— begin —
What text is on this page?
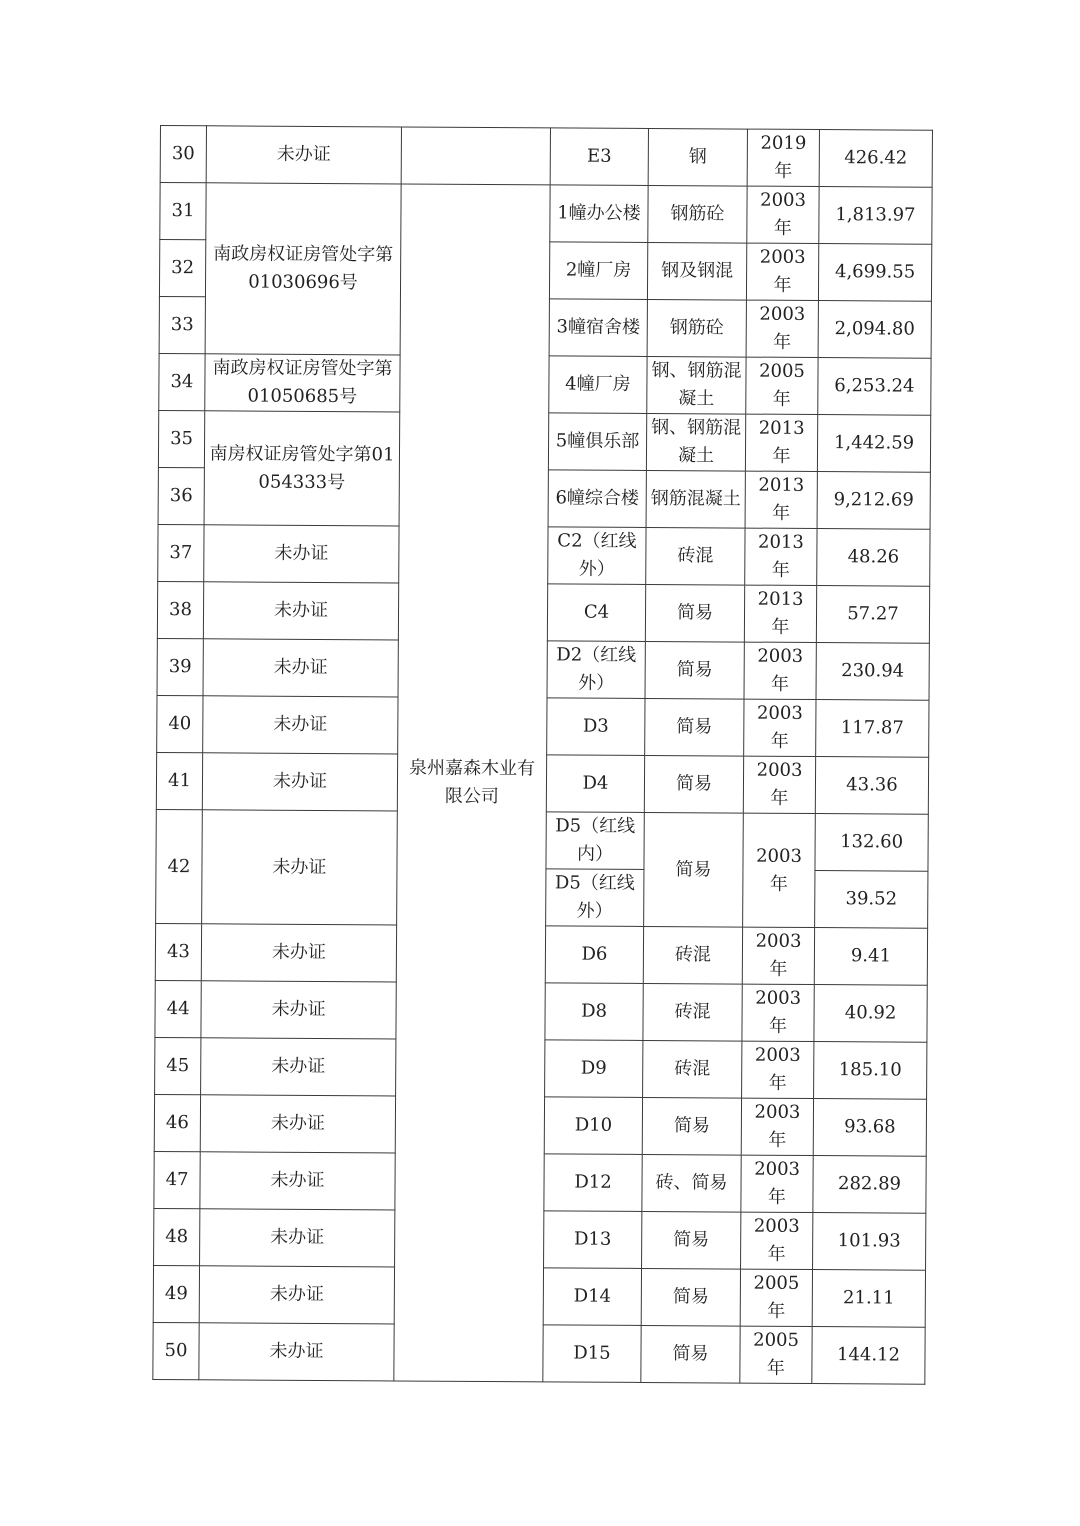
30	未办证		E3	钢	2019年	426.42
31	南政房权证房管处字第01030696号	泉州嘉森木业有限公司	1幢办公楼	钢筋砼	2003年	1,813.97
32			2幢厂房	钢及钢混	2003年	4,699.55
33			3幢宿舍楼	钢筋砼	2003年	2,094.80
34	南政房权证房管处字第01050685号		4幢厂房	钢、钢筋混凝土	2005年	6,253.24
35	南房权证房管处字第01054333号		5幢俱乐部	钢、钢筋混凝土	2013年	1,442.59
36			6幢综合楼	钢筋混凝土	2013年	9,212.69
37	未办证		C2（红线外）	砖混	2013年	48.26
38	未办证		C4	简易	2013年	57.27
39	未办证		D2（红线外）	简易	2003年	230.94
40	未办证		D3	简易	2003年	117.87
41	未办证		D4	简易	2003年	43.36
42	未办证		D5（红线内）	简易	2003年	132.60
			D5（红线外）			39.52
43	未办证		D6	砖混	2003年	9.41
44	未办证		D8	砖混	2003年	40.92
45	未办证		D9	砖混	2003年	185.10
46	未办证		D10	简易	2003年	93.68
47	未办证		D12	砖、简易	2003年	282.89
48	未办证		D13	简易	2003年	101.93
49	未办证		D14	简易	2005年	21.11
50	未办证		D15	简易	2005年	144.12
— end —
## Task directions
Write the entries above out again exactly, but not the pictures.

## Output for this task
What text is on this page?
30	未办证		E3	钢	2019年	426.42
31	南政房权证房管处字第01030696号	泉州嘉森木业有限公司	1幢办公楼	钢筋砼	2003年	1,813.97
32			2幢厂房	钢及钢混	2003年	4,699.55
33			3幢宿舍楼	钢筋砼	2003年	2,094.80
34	南政房权证房管处字第01050685号		4幢厂房	钢、钢筋混凝土	2005年	6,253.24
35	南房权证房管处字第01054333号		5幢俱乐部	钢、钢筋混凝土	2013年	1,442.59
36			6幢综合楼	钢筋混凝土	2013年	9,212.69
37	未办证		C2（红线外）	砖混	2013年	48.26
38	未办证		C4	简易	2013年	57.27
39	未办证		D2（红线外）	简易	2003年	230.94
40	未办证		D3	简易	2003年	117.87
41	未办证		D4	简易	2003年	43.36
42	未办证		D5（红线内）	简易	2003年	132.60
			D5（红线外）			39.52
43	未办证		D6	砖混	2003年	9.41
44	未办证		D8	砖混	2003年	40.92
45	未办证		D9	砖混	2003年	185.10
46	未办证		D10	简易	2003年	93.68
47	未办证		D12	砖、简易	2003年	282.89
48	未办证		D13	简易	2003年	101.93
49	未办证		D14	简易	2005年	21.11
50	未办证		D15	简易	2005年	144.12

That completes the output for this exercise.